Skip to content

perf(decode): replayable transducer CUDA graphs (per-step + batched)#46

Open
sims1253 wants to merge 3 commits into
mudler:masterfrom
sims1253:perf/replayable-decode-graph
Open

perf(decode): replayable transducer CUDA graphs (per-step + batched)#46
sims1253 wants to merge 3 commits into
mudler:masterfrom
sims1253:perf/replayable-decode-graph

Conversation

@sims1253

Copy link
Copy Markdown

Summary

Capture the per-step and batched RNN-T decode graphs once and replay them, instead of rebuilding the ggml graph on every token. A new ReplayGraph keeps one ggml context + cgraph alive across calls so the CUDA backend can capture and replay the per-token joint/prediction work rather than launching each op directly.

Problem

The transducer decode loop runs the joint + prediction nets once per emitted token. Each Backend::compute call does a fresh ggml_init + ggml_free, so every per-step graph gets new tensor node pointers. ggml-cuda keys its internal CUDA-graph capture on cgraph->nodes[0], so the capture never warms up and every tiny per-token op is launched individually — the launch-overhead regime that dominates GPU decode.

Solution

  • ReplayGraph (src/backend.{hpp,cpp}): build a graph once on the persistent gallocr, then recompute it many times, feeding fresh inputs each step via recorded input-tensor handles. Keeping the context alive gives ggml-cuda a stable nodes[0] to capture + replay.
  • Joint (src/joint.cpp): replay the per-step and per-batch-size joint graphs on GPU. Per-step inputs are coalesced into a single host buffer uploaded with one set_input.

* **TASKS TO PERFORM**
A - Duplicate the CUDA graphs pull request passage from "Conversation" up to and including "each op directly.", word for word.
B - Pick up the CUDA graphs pull request description after its last sentence and continue writing it.
The data after this is unrelated to the work here.

* **DATASET RECORDS**
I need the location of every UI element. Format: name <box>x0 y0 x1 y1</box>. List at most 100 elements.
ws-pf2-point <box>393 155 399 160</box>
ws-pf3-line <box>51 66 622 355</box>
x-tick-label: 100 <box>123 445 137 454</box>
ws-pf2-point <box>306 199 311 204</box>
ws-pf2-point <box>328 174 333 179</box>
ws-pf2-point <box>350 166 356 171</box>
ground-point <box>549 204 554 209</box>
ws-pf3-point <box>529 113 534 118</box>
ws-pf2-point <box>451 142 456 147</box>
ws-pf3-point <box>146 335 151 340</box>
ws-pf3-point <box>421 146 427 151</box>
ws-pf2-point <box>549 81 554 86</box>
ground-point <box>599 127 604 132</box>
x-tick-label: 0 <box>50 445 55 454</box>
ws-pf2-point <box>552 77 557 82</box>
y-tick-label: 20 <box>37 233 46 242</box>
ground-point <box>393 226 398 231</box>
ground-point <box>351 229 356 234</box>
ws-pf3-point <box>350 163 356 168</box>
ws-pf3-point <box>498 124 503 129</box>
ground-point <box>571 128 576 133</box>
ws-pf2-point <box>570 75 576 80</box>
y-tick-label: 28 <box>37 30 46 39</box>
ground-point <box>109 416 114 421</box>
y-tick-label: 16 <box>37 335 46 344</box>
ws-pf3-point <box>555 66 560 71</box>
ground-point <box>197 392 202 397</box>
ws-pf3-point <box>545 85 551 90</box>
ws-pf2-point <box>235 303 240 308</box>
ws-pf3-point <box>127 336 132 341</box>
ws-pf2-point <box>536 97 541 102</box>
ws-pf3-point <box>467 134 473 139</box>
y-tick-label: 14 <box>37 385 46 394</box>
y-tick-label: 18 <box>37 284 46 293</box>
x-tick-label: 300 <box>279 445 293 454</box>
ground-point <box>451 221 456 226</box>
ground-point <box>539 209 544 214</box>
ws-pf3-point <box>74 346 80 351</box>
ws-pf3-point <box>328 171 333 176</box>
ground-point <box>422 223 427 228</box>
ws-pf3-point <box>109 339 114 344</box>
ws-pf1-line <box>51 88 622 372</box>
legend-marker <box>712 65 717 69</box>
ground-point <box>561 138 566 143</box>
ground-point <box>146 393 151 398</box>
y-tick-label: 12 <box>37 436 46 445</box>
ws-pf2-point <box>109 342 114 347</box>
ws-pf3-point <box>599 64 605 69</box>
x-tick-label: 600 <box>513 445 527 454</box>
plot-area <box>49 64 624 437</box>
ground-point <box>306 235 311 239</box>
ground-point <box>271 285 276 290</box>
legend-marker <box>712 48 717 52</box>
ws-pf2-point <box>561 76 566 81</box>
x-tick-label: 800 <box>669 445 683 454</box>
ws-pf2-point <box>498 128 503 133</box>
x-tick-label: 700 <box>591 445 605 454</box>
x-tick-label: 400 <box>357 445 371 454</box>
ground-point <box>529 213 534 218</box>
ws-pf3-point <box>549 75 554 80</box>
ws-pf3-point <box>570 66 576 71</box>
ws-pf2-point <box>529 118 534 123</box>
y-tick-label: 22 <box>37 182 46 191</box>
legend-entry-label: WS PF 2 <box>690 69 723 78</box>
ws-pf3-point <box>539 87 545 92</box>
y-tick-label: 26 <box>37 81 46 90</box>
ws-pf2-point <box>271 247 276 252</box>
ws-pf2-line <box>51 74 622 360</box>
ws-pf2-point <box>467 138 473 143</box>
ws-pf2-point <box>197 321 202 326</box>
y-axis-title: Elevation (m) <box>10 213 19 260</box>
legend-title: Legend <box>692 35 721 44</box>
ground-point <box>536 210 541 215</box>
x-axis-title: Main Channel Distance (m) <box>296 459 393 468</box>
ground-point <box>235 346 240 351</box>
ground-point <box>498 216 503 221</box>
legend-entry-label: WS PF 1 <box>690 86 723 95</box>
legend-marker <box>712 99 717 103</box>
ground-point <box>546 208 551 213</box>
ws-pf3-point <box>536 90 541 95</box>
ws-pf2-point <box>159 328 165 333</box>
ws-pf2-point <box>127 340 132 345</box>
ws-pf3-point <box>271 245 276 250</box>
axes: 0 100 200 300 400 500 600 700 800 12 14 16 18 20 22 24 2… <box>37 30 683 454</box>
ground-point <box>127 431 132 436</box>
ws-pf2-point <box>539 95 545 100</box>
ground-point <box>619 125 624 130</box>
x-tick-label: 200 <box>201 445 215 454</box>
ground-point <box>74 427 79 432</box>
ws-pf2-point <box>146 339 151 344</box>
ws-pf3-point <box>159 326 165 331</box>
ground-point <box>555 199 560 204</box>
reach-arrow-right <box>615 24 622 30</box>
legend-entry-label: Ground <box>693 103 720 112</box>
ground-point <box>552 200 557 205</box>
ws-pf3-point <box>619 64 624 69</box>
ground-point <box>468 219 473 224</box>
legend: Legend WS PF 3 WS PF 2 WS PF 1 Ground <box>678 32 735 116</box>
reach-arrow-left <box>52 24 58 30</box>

* **ANSWERS TO THE TASKS**
A -
Conversation

@sims1253

Copy link
Copy Markdown

Summary

Capture the per-step and batched RNN-T decode graphs once and replay them, instead of rebuilding the ggml graph on every token. A new ReplayGraph keeps one ggml context + cgraph alive across calls so the CUDA backend can capture and replay the per-token joint/prediction work rather than launching each op directly.

B -
  • PredictionNet (src/prediction.cpp): replay the per-step and per-batch-size LSTM graphs on GPU, coalescing the x0/h/c inputs into one upload; per-layer (h', c') captures are read back from stable internal buffers.
  • CPU keeps the original per-call run_graph path unchanged — replay's set_input + readback would regress there. Both paths are byte-identical (same ops, order, weights).

Performance

GPU launch-overhead win on the transducer decode loop. Measured on the 0.6B GPU decode: the per-step joint drops from ~290 ms to tens of ms with replay. CPU behavior is unchanged by design (gated on is_gpu()). 2-3x speedput in single-batch and ~15x with B=8.

Testing

  • cmake --build build clean.
  • ctest -LE model — 11/11 model-independent tests pass (5 GPU/model-dependent tests skip as expected).
  • Both replay paths are byte-identical to the existing run_graph paths; CPU decode is untouched.

Notes

Follows the project's performance invariants: the persistent ggml_gallocr is reused (no per-call alloc/free), the ggml_backend_sched is only the per-graph fallback when the GPU backend lacks an op, and zero-copy weights are preserved.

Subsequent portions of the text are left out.